TASK OBJECTIVE: Where the string "Constitution" occurs in the material below, report the whole line.

MATERIAL PROVIDED:
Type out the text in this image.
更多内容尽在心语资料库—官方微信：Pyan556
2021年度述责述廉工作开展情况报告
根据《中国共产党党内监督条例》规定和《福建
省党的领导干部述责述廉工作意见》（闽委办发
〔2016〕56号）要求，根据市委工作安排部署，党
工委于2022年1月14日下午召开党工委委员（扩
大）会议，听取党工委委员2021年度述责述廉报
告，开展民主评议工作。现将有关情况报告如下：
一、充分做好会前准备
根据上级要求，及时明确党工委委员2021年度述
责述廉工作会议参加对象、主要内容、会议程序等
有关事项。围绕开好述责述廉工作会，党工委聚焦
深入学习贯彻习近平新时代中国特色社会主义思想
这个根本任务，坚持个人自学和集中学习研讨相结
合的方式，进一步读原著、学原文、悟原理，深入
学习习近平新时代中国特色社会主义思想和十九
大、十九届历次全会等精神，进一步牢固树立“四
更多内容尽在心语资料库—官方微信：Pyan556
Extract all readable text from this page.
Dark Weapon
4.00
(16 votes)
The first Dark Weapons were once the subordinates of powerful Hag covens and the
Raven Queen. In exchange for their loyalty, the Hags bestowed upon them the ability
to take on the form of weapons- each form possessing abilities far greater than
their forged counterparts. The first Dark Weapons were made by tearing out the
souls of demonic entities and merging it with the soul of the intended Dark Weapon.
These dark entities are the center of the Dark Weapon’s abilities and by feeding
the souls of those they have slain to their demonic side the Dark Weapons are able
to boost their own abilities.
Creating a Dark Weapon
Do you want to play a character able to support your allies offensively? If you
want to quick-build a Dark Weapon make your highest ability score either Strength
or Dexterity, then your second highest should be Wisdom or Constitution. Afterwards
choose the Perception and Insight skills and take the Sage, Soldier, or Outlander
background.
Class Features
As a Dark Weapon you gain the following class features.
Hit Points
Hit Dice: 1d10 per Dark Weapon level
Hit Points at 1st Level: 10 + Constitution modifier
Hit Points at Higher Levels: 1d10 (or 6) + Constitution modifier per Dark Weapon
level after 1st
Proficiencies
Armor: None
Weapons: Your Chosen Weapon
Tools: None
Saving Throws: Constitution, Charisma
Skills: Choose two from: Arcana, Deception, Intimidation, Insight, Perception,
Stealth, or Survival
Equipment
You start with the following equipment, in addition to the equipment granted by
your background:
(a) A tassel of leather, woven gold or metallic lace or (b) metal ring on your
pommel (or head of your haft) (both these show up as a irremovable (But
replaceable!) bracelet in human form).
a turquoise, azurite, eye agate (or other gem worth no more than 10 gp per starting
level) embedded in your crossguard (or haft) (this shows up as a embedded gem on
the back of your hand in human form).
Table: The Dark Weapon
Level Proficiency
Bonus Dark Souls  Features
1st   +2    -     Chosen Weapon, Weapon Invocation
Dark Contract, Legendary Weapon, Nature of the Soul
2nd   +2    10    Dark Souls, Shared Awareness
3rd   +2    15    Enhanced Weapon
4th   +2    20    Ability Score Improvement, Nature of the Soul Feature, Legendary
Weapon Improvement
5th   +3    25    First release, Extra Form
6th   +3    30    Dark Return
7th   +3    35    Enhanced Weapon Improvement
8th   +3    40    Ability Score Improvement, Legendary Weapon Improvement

EXPECTED ANSWER:
or Dexterity, then your second highest should be Wisdom or Constitution. Afterwards
Hit Points at 1st Level: 10 + Constitution modifier
Hit Points at Higher Levels: 1d10 (or 6) + Constitution modifier per Dark Weapon
Saving Throws: Constitution, Charisma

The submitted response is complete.